[Your objective]
Transcribe each line exactly.

Source data:
====
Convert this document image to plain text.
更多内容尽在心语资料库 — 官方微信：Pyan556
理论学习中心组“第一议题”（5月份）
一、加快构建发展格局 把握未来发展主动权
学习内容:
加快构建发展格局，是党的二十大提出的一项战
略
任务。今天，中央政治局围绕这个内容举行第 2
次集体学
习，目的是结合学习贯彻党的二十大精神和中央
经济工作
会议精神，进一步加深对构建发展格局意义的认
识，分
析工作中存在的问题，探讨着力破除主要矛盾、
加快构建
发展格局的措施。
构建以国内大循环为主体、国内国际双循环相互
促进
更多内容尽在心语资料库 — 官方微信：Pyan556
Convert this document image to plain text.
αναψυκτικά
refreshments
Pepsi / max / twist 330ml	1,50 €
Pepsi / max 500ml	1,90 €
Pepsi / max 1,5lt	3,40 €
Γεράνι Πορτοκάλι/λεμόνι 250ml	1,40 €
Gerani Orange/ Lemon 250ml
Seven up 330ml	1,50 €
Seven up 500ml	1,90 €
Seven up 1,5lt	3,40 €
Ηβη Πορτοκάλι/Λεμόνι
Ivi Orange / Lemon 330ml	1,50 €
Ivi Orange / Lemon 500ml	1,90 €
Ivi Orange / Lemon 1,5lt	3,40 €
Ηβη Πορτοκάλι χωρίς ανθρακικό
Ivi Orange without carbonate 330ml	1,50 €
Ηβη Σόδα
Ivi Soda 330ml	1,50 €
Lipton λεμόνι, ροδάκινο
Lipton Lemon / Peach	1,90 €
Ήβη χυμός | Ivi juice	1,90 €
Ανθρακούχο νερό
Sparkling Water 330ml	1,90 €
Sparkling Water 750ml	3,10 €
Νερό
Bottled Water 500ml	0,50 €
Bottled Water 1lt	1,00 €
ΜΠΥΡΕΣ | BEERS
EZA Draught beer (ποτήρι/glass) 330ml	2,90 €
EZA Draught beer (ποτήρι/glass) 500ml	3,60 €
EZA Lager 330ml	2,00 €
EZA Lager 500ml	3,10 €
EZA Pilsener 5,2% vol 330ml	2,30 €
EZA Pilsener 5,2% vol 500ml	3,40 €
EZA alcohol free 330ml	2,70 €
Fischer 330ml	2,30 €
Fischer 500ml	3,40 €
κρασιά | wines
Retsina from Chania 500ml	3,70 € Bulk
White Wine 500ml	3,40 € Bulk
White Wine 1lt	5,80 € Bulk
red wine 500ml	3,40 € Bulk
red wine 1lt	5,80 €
====
[Correct result]
Convert this document image to plain text.
更多内容尽在心语资料库 — 官方微信：Pyan556
理论学习中心组“第一议题”（5月份）
一、加快构建发展格局 把握未来发展主动权
学习内容:
加快构建发展格局，是党的二十大提出的一项战
略
任务。今天，中央政治局围绕这个内容举行第 2
次集体学
习，目的是结合学习贯彻党的二十大精神和中央
经济工作
会议精神，进一步加深对构建发展格局意义的认
识，分
析工作中存在的问题，探讨着力破除主要矛盾、
加快构建
发展格局的措施。
构建以国内大循环为主体、国内国际双循环相互
促进
更多内容尽在心语资料库 — 官方微信：Pyan556
Convert this document image to plain text.
αναψυκτικά
refreshments
Pepsi / max / twist 330ml	1,50 €
Pepsi / max 500ml	1,90 €
Pepsi / max 1,5lt	3,40 €
Γεράνι Πορτοκάλι/λεμόνι 250ml	1,40 €
Gerani Orange/ Lemon 250ml
Seven up 330ml	1,50 €
Seven up 500ml	1,90 €
Seven up 1,5lt	3,40 €
Ηβη Πορτοκάλι/Λεμόνι
Ivi Orange / Lemon 330ml	1,50 €
Ivi Orange / Lemon 500ml	1,90 €
Ivi Orange / Lemon 1,5lt	3,40 €
Ηβη Πορτοκάλι χωρίς ανθρακικό
Ivi Orange without carbonate 330ml	1,50 €
Ηβη Σόδα
Ivi Soda 330ml	1,50 €
Lipton λεμόνι, ροδάκινο
Lipton Lemon / Peach	1,90 €
Ήβη χυμός | Ivi juice	1,90 €
Ανθρακούχο νερό
Sparkling Water 330ml	1,90 €
Sparkling Water 750ml	3,10 €
Νερό
Bottled Water 500ml	0,50 €
Bottled Water 1lt	1,00 €
ΜΠΥΡΕΣ | BEERS
EZA Draught beer (ποτήρι/glass) 330ml	2,90 €
EZA Draught beer (ποτήρι/glass) 500ml	3,60 €
EZA Lager 330ml	2,00 €
EZA Lager 500ml	3,10 €
EZA Pilsener 5,2% vol 330ml	2,30 €
EZA Pilsener 5,2% vol 500ml	3,40 €
EZA alcohol free 330ml	2,70 €
Fischer 330ml	2,30 €
Fischer 500ml	3,40 €
κρασιά | wines
Retsina from Chania 500ml	3,70 € Bulk
White Wine 500ml	3,40 € Bulk
White Wine 1lt	5,80 € Bulk
red wine 500ml	3,40 € Bulk
red wine 1lt	5,80 €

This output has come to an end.